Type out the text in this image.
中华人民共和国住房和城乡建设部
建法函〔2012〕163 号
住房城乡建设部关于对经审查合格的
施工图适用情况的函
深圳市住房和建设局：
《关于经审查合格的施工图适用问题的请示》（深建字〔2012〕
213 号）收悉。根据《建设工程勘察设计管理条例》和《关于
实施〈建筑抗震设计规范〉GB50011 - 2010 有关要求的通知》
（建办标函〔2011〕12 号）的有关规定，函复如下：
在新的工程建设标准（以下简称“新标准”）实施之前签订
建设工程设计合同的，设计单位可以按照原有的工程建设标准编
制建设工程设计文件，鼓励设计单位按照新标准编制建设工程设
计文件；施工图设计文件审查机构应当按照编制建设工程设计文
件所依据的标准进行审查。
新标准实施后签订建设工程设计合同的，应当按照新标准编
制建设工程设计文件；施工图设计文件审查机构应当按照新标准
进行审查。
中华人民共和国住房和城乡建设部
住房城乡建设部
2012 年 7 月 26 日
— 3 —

■ **Set exercise**:
Set down the entries above again, word for word.

■ **Written answer**:
Type out the text in this image.
中华人民共和国住房和城乡建设部
建法函〔2012〕163 号
住房城乡建设部关于对经审查合格的
施工图适用情况的函
深圳市住房和建设局：
《关于经审查合格的施工图适用问题的请示》（深建字〔2012〕
213 号）收悉。根据《建设工程勘察设计管理条例》和《关于
实施〈建筑抗震设计规范〉GB50011 - 2010 有关要求的通知》
（建办标函〔2011〕12 号）的有关规定，函复如下：
在新的工程建设标准（以下简称“新标准”）实施之前签订
建设工程设计合同的，设计单位可以按照原有的工程建设标准编
制建设工程设计文件，鼓励设计单位按照新标准编制建设工程设
计文件；施工图设计文件审查机构应当按照编制建设工程设计文
件所依据的标准进行审查。
新标准实施后签订建设工程设计合同的，应当按照新标准编
制建设工程设计文件；施工图设计文件审查机构应当按照新标准
进行审查。
中华人民共和国住房和城乡建设部
住房城乡建设部
2012 年 7 月 26 日
— 3 —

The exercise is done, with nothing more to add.